DIRECTION :: Search the data below for the string "JSON". Extract every line that contains it.

SUPPLIED MATERIAL ::
::::
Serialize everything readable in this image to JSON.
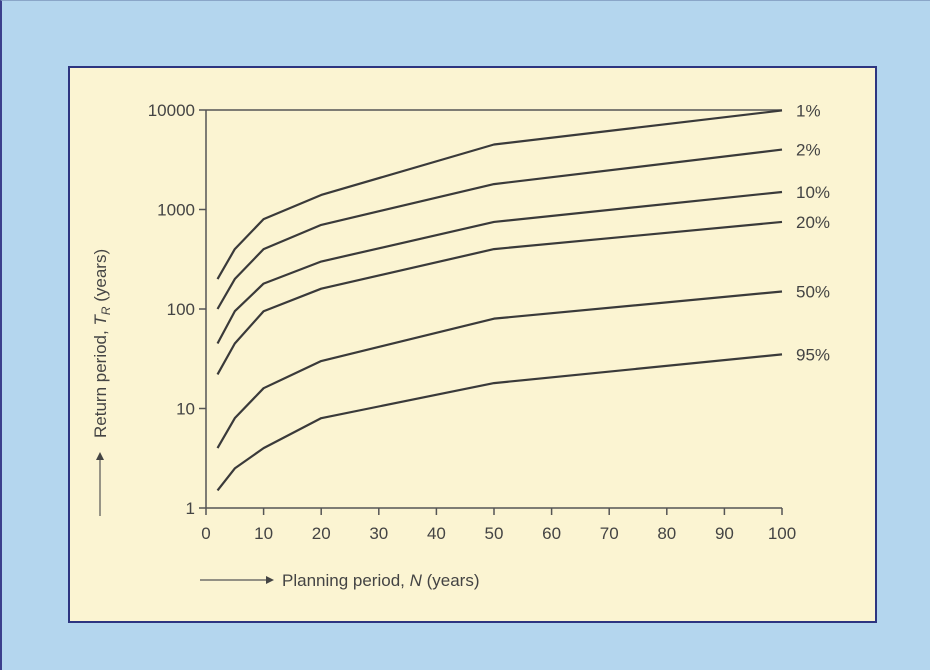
{
  "chart_data": {
    "type": "line",
    "xlabel": "Planning period, N (years)",
    "ylabel": "Return period, T_R (years)",
    "y_scale": "log",
    "xlim": [
      0,
      100
    ],
    "ylim": [
      1,
      10000
    ],
    "x_ticks": [
      "0",
      "10",
      "20",
      "30",
      "40",
      "50",
      "60",
      "70",
      "80",
      "90",
      "100"
    ],
    "y_ticks": [
      "1",
      "10",
      "100",
      "1000",
      "10000"
    ],
    "grid": false,
    "legend_placement": "right (labels at line ends)",
    "x": [
      2,
      5,
      10,
      20,
      50,
      100
    ],
    "series": [
      {
        "name": "1%",
        "values": [
          200,
          400,
          800,
          1400,
          4500,
          9900
        ]
      },
      {
        "name": "2%",
        "values": [
          100,
          200,
          400,
          700,
          1800,
          4000
        ]
      },
      {
        "name": "10%",
        "values": [
          45,
          95,
          180,
          300,
          750,
          1500
        ]
      },
      {
        "name": "20%",
        "values": [
          22,
          45,
          95,
          160,
          400,
          750
        ]
      },
      {
        "name": "50%",
        "values": [
          4,
          8,
          16,
          30,
          80,
          150
        ]
      },
      {
        "name": "95%",
        "values": [
          1.5,
          2.5,
          4,
          8,
          18,
          35
        ]
      }
    ]
  }
}
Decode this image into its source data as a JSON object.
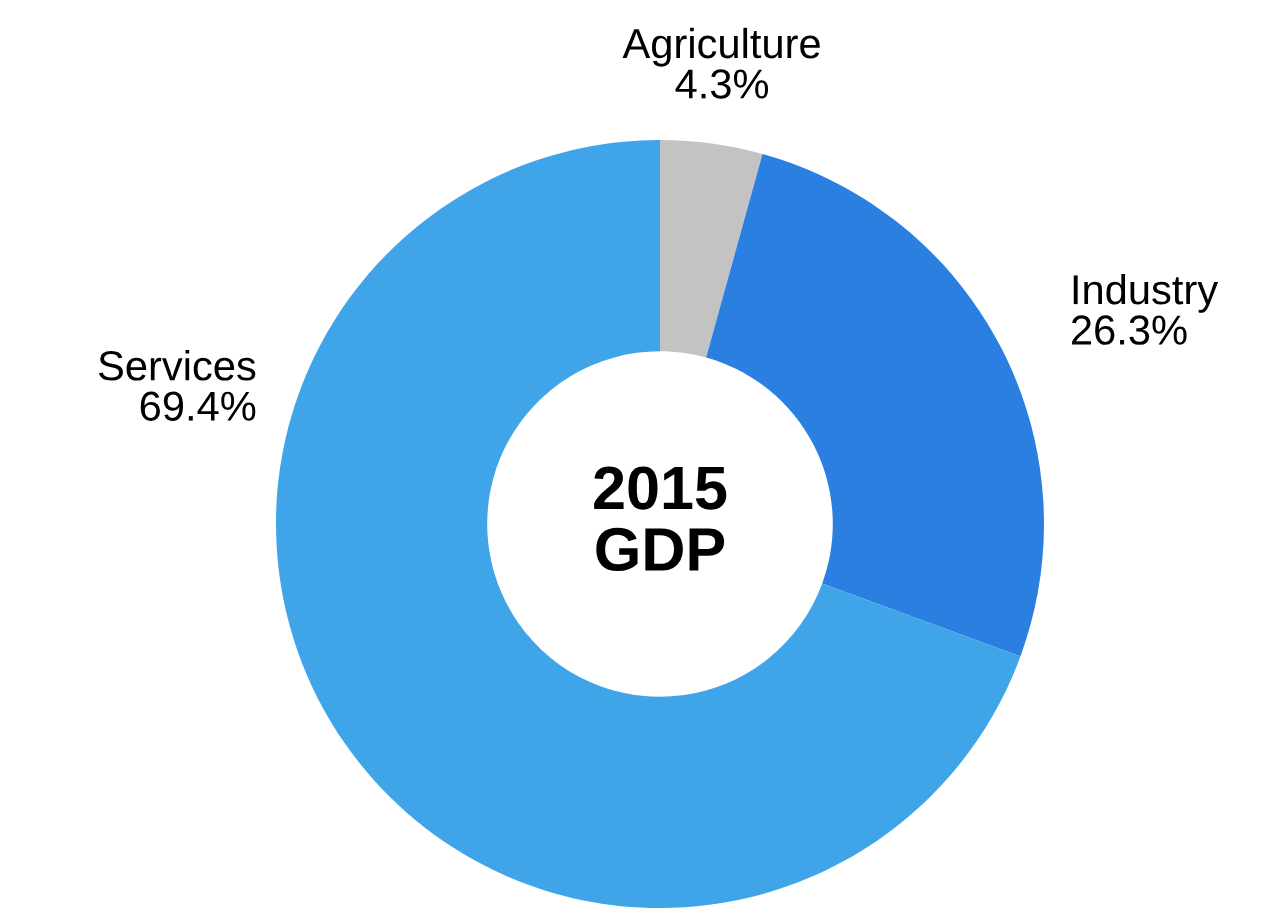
{
  "chart_data": {
    "type": "donut",
    "title": "2015\nGDP",
    "categories": [
      "Agriculture",
      "Industry",
      "Services"
    ],
    "values": [
      4.3,
      26.3,
      69.4
    ],
    "value_labels": [
      "4.3%",
      "26.3%",
      "69.4%"
    ],
    "colors": [
      "#c3c3c3",
      "#2a7fe0",
      "#40a4e8"
    ]
  }
}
::::
COMPLETE OUTPUT ::
Serialize everything readable in this image to JSON.
Decode this image into its source data as a JSON object.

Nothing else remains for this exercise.